Required work: State how many lines include "text", giving the number by itself.

Saved data entries:
────────────────

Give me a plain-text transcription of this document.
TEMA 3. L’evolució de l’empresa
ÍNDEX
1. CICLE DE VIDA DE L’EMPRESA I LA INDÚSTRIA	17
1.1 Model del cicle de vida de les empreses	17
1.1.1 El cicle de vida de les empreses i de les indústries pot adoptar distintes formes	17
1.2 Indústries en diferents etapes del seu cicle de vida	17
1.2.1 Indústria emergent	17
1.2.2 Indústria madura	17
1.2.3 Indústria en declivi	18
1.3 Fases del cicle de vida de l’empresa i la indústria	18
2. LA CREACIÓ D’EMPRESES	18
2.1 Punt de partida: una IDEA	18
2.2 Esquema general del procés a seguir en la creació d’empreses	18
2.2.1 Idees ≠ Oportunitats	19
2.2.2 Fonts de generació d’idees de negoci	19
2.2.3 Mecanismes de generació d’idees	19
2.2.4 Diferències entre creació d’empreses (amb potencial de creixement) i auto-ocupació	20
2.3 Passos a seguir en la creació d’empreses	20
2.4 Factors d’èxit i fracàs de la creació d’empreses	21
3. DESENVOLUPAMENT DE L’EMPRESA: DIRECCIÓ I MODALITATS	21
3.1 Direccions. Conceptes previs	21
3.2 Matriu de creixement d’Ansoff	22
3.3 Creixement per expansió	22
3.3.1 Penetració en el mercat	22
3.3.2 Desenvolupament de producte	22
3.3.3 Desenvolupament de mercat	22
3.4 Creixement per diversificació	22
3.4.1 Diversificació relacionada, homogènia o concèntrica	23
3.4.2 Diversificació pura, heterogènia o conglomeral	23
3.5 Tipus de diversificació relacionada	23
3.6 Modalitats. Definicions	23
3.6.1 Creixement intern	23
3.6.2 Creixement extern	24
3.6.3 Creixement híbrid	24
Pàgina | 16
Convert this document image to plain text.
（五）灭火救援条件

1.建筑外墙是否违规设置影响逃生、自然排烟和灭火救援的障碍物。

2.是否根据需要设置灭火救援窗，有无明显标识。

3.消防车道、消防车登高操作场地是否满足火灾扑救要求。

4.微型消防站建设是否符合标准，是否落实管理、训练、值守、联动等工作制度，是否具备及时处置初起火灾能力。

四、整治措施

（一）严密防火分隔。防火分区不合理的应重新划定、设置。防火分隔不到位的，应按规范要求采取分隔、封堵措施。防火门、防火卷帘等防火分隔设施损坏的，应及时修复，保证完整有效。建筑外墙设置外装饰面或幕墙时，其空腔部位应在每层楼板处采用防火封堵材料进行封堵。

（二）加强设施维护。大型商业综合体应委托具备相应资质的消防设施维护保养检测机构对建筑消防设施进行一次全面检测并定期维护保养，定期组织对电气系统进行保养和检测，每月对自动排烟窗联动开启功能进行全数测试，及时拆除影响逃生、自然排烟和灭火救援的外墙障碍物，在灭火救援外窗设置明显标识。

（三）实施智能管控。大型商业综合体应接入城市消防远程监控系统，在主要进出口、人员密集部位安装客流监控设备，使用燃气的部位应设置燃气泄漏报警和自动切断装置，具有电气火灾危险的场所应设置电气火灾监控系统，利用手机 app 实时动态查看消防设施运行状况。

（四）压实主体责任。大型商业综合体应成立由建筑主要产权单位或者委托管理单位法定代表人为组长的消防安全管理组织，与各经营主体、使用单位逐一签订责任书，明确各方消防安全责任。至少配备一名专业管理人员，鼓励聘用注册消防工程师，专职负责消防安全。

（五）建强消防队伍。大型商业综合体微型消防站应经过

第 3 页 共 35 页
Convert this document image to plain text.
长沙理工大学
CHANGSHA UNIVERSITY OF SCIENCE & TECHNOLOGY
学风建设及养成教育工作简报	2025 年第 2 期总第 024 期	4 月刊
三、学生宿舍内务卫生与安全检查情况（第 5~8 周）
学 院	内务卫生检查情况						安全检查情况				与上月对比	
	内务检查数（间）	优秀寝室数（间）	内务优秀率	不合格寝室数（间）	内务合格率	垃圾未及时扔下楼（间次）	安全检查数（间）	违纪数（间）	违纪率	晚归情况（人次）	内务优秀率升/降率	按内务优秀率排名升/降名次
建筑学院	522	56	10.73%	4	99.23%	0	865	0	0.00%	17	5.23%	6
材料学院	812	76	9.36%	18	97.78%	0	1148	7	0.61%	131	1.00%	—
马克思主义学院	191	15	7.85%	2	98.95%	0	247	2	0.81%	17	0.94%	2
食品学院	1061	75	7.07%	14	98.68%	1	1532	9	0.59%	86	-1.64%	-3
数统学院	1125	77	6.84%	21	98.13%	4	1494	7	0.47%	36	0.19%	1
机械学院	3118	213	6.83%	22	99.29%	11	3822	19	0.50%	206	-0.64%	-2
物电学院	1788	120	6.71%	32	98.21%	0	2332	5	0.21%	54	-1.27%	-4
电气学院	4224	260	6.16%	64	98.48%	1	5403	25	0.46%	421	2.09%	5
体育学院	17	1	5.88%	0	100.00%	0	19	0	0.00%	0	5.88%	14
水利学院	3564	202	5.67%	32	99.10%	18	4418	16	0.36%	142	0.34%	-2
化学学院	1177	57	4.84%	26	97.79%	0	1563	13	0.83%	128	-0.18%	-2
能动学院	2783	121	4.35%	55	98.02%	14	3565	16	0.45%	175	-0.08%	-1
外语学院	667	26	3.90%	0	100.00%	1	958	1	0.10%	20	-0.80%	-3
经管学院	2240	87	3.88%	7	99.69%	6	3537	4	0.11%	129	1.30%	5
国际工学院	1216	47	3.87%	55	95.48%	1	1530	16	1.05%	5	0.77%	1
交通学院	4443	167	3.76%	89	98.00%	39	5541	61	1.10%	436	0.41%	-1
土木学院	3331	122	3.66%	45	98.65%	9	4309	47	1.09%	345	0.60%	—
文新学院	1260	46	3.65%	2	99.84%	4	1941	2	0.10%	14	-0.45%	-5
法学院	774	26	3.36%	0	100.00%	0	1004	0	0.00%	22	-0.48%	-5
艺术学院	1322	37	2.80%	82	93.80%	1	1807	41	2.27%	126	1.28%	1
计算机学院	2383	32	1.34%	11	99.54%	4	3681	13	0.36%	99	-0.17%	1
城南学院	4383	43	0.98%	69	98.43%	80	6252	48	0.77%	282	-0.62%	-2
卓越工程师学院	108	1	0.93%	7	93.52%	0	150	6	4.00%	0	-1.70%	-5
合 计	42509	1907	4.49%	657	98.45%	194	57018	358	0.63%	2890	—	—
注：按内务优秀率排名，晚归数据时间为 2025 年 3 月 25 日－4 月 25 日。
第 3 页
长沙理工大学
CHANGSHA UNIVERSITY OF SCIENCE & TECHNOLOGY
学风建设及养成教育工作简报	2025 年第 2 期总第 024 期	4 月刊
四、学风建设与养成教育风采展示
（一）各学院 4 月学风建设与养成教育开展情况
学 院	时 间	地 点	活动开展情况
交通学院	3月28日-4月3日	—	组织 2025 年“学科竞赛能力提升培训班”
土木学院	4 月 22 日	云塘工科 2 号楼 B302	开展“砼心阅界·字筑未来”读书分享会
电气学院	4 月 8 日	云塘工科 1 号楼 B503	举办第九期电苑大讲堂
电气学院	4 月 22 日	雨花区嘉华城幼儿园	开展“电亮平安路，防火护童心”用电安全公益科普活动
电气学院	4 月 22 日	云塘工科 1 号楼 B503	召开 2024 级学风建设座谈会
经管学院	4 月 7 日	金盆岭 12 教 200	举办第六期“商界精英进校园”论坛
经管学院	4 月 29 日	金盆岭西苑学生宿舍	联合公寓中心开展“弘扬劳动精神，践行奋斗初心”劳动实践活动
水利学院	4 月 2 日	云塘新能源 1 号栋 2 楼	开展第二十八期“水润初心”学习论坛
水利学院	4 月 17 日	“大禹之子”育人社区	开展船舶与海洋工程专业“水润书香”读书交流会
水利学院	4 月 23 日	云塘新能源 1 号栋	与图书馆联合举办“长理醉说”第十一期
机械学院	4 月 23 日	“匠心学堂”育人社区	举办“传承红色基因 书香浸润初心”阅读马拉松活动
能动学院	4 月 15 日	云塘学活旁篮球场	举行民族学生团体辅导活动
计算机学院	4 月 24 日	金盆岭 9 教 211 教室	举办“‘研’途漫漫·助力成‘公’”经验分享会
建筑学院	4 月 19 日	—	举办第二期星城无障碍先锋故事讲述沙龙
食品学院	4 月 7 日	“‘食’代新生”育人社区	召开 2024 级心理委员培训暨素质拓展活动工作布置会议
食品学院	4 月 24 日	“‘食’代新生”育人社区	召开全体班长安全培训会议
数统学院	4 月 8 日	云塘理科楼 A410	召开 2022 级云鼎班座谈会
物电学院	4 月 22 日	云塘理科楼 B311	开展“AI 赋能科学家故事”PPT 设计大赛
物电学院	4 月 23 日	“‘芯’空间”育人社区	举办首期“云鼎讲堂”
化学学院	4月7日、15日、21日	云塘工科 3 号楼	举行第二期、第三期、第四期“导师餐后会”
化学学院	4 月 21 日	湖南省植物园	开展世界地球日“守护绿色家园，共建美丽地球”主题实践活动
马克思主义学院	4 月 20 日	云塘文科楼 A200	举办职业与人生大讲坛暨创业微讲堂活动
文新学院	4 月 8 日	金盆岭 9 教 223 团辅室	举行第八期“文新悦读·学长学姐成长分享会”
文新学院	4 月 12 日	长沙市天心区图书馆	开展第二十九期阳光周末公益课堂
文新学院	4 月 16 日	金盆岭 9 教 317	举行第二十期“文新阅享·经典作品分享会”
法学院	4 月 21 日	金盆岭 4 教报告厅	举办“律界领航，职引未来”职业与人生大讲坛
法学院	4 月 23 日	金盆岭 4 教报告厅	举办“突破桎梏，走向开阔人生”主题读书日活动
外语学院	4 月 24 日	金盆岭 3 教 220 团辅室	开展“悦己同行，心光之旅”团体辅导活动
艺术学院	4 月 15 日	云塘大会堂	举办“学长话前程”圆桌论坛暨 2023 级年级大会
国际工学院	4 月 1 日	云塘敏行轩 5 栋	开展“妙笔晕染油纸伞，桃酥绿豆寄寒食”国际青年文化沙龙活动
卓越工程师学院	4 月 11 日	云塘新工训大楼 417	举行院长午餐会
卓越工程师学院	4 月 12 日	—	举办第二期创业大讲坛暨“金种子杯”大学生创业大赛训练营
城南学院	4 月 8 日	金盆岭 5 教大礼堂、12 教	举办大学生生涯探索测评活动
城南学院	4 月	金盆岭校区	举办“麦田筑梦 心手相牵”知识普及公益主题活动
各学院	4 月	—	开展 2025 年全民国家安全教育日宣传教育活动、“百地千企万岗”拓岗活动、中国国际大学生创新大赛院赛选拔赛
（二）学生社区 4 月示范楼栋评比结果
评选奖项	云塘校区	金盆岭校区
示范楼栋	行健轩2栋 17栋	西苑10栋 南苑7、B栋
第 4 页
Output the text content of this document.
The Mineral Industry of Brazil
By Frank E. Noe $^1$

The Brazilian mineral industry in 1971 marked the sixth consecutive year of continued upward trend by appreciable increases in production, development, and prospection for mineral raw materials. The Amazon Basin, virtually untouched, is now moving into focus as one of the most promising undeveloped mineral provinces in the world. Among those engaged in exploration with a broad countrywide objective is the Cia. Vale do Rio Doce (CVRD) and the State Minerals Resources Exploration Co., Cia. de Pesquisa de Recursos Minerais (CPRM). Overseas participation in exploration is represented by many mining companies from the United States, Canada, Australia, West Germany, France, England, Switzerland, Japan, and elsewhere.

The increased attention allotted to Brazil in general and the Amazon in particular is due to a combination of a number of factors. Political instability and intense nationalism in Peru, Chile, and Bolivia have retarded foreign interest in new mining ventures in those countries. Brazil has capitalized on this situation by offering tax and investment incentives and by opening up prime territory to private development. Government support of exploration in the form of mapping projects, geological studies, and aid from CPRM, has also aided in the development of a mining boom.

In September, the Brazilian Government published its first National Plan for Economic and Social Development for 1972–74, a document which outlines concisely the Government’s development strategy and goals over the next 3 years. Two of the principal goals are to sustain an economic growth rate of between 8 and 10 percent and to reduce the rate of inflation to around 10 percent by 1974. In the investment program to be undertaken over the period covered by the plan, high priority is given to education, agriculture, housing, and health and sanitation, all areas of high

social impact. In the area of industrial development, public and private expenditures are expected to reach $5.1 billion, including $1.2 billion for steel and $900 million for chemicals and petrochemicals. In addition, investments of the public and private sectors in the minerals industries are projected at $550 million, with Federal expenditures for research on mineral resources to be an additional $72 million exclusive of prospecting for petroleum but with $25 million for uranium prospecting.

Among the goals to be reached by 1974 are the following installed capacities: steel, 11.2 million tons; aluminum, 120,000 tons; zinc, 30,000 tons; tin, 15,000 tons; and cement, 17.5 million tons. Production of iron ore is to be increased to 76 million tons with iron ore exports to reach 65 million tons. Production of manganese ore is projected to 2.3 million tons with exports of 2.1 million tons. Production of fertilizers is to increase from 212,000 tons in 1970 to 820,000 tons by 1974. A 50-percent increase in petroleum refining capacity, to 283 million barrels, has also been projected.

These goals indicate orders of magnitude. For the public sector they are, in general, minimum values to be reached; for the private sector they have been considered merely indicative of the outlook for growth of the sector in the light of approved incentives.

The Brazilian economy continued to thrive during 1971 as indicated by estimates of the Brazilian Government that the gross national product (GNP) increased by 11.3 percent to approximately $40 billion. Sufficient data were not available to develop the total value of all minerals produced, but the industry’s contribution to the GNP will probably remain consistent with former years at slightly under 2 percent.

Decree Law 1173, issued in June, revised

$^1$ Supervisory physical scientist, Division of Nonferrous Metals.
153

────────────────

Full answer: 4